EXERCISE DESCRIPTION ::
Retype the whole listing verbatim and keep the pictures out of it.

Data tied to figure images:
━━━━━━━━━━━━━━━━━━━━

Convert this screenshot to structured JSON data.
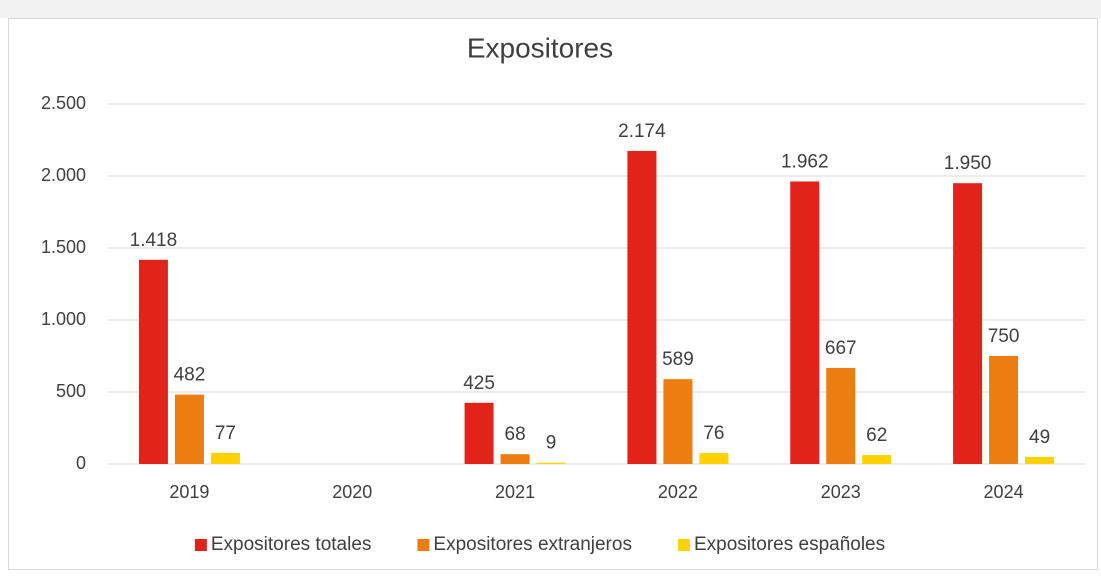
{
  "chart_data": {
    "type": "bar",
    "title": "Expositores",
    "categories": [
      "2019",
      "2020",
      "2021",
      "2022",
      "2023",
      "2024"
    ],
    "series": [
      {
        "name": "Expositores totales",
        "color": "#e2231a",
        "values": [
          1418,
          null,
          425,
          2174,
          1962,
          1950
        ],
        "value_labels": [
          "1.418",
          null,
          "425",
          "2.174",
          "1.962",
          "1.950"
        ]
      },
      {
        "name": "Expositores extranjeros",
        "color": "#ee7d11",
        "values": [
          482,
          null,
          68,
          589,
          667,
          750
        ],
        "value_labels": [
          "482",
          null,
          "68",
          "589",
          "667",
          "750"
        ]
      },
      {
        "name": "Expositores españoles",
        "color": "#ffd200",
        "values": [
          77,
          null,
          9,
          76,
          62,
          49
        ],
        "value_labels": [
          "77",
          null,
          "9",
          "76",
          "62",
          "49"
        ]
      }
    ],
    "ylim": [
      0,
      2500
    ],
    "yticks": [
      0,
      500,
      {
        "value": 1000,
        "label": "1.000"
      },
      {
        "value": 1500,
        "label": "1.500"
      },
      {
        "value": 2000,
        "label": "2.000"
      },
      {
        "value": 2500,
        "label": "2.500"
      }
    ],
    "grid": true,
    "legend": "bottom"
  }
}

━━━━━━━━━━━━━━━━━━━━

SOLUTION ::
Convert this screenshot to structured JSON data.
{
  "chart_data": {
    "type": "bar",
    "title": "Expositores",
    "categories": [
      "2019",
      "2020",
      "2021",
      "2022",
      "2023",
      "2024"
    ],
    "series": [
      {
        "name": "Expositores totales",
        "color": "#e2231a",
        "values": [
          1418,
          null,
          425,
          2174,
          1962,
          1950
        ],
        "value_labels": [
          "1.418",
          null,
          "425",
          "2.174",
          "1.962",
          "1.950"
        ]
      },
      {
        "name": "Expositores extranjeros",
        "color": "#ee7d11",
        "values": [
          482,
          null,
          68,
          589,
          667,
          750
        ],
        "value_labels": [
          "482",
          null,
          "68",
          "589",
          "667",
          "750"
        ]
      },
      {
        "name": "Expositores españoles",
        "color": "#ffd200",
        "values": [
          77,
          null,
          9,
          76,
          62,
          49
        ],
        "value_labels": [
          "77",
          null,
          "9",
          "76",
          "62",
          "49"
        ]
      }
    ],
    "ylim": [
      0,
      2500
    ],
    "yticks": [
      0,
      500,
      {
        "value": 1000,
        "label": "1.000"
      },
      {
        "value": 1500,
        "label": "1.500"
      },
      {
        "value": 2000,
        "label": "2.000"
      },
      {
        "value": 2500,
        "label": "2.500"
      }
    ],
    "grid": true,
    "legend": "bottom"
  }
}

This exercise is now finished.